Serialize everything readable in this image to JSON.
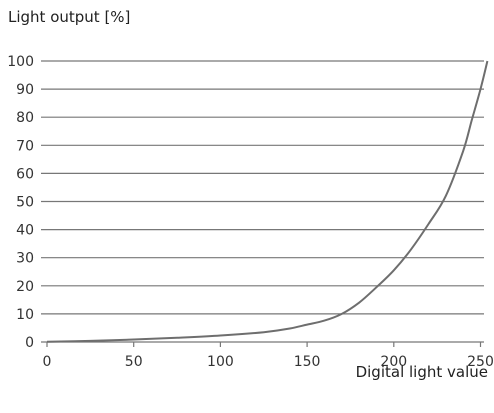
{
  "chart_data": {
    "type": "line",
    "ylabel": "Light output [%]",
    "xlabel": "Digital light value",
    "xlim": [
      0,
      255
    ],
    "ylim": [
      0,
      100
    ],
    "x_ticks": [
      0,
      50,
      100,
      150,
      200,
      250
    ],
    "y_ticks": [
      0,
      10,
      20,
      30,
      40,
      50,
      60,
      70,
      80,
      90,
      100
    ],
    "grid": "horizontal",
    "series": [
      {
        "color": "#6e6e6e",
        "x": [
          0,
          25,
          50,
          75,
          100,
          125,
          140,
          150,
          160,
          170,
          180,
          190,
          200,
          210,
          220,
          230,
          240,
          245,
          250,
          254
        ],
        "y": [
          0.1,
          0.4,
          0.9,
          1.5,
          2.3,
          3.5,
          4.8,
          6.2,
          7.6,
          10,
          14,
          19.5,
          25.5,
          33,
          42,
          52,
          68,
          79,
          90,
          100
        ]
      }
    ]
  }
}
· · · ·
Copy each line exactly, and leave the pictures out of your copy.

| Written reply |
Serialize everything readable in this image to JSON.
{
  "chart_data": {
    "type": "line",
    "ylabel": "Light output [%]",
    "xlabel": "Digital light value",
    "xlim": [
      0,
      255
    ],
    "ylim": [
      0,
      100
    ],
    "x_ticks": [
      0,
      50,
      100,
      150,
      200,
      250
    ],
    "y_ticks": [
      0,
      10,
      20,
      30,
      40,
      50,
      60,
      70,
      80,
      90,
      100
    ],
    "grid": "horizontal",
    "series": [
      {
        "color": "#6e6e6e",
        "x": [
          0,
          25,
          50,
          75,
          100,
          125,
          140,
          150,
          160,
          170,
          180,
          190,
          200,
          210,
          220,
          230,
          240,
          245,
          250,
          254
        ],
        "y": [
          0.1,
          0.4,
          0.9,
          1.5,
          2.3,
          3.5,
          4.8,
          6.2,
          7.6,
          10,
          14,
          19.5,
          25.5,
          33,
          42,
          52,
          68,
          79,
          90,
          100
        ]
      }
    ]
  }
}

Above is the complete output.